Written task: Could you copy every line from the material below in which "元退款保证金" appears?

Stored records
** begin **
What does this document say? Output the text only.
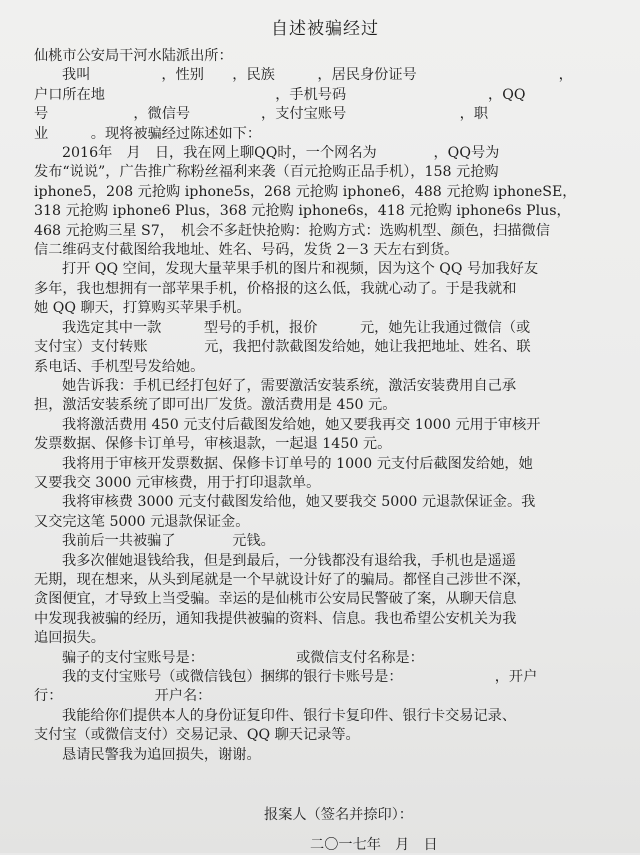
自述被骗经过
仙桃市公安局干河水陆派出所：
我叫　　　　　，性别　　，民族　　　，居民身份证号　　　　　　　　　　，
户口所在地　　　　　　　　　　　　，手机号码　　　　　　　　　　，QQ
号　　　　　　，微信号　　　　　，支付宝账号　　　　　　　　，职
业　　　。现将被骗经过陈述如下：
2016年　月　日，我在网上聊QQ时，一个网名为　　　　，QQ号为
发布“说说”，广告推广称粉丝福利来袭（百元抢购正品手机），158 元抢购
iphone5，208 元抢购 iphone5s，268 元抢购 iphone6，488 元抢购 iphoneSE，
318 元抢购 iphone6 Plus，368 元抢购 iphone6s，418 元抢购 iphone6s Plus，
468 元抢购三星 S7，　机会不多赶快抢购：抢购方式：选购机型、颜色，扫描微信
信二维码支付截图给我地址、姓名、号码，发货 2－3 天左右到货。
打开 QQ 空间，发现大量苹果手机的图片和视频，因为这个 QQ 号加我好友
多年，我也想拥有一部苹果手机，价格报的这么低，我就心动了。于是我就和
她 QQ 聊天，打算购买苹果手机。
我选定其中一款　　　型号的手机，报价　　　元，她先让我通过微信（或
支付宝）支付转账　　　　元，我把付款截图发给她，她让我把地址、姓名、联
系电话、手机型号发给她。
她告诉我：手机已经打包好了，需要激活安装系统，激活安装费用自己承
担，激活安装系统了即可出厂发货。激活费用是 450 元。
我将激活费用 450 元支付后截图发给她，她又要我再交 1000 元用于审核开
发票数据、保修卡订单号，审核退款，一起退 1450 元。
我将用于审核开发票数据、保修卡订单号的 1000 元支付后截图发给她，她
又要我交 3000 元审核费，用于打印退款单。
我将审核费 3000 元支付截图发给他，她又要我交 5000 元退款保证金。我
又交完这笔 5000 元退款保证金。
我前后一共被骗了　　　　元钱。
我多次催她退钱给我，但是到最后，一分钱都没有退给我，手机也是遥遥
无期，现在想来，从头到尾就是一个早就设计好了的骗局。都怪自己涉世不深，
贪图便宜，才导致上当受骗。幸运的是仙桃市公安局民警破了案，从聊天信息
中发现我被骗的经历，通知我提供被骗的资料、信息。我也希望公安机关为我
追回损失。
骗子的支付宝账号是：　　　　　　　或微信支付名称是：
我的支付宝账号（或微信钱包）捆绑的银行卡账号是：　　　　　　　，开户
行：　　　　　　　开户名：
我能给你们提供本人的身份证复印件、银行卡复印件、银行卡交易记录、
支付宝（或微信支付）交易记录、QQ 聊天记录等。
恳请民警我为追回损失，谢谢。
报案人（签名并捺印）：
二〇一七年　月　日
** end **
Exercise output:
我将审核费 3000 元支付截图发给他，她又要我交 5000 元退款保证金。我
又交完这笔 5000 元退款保证金。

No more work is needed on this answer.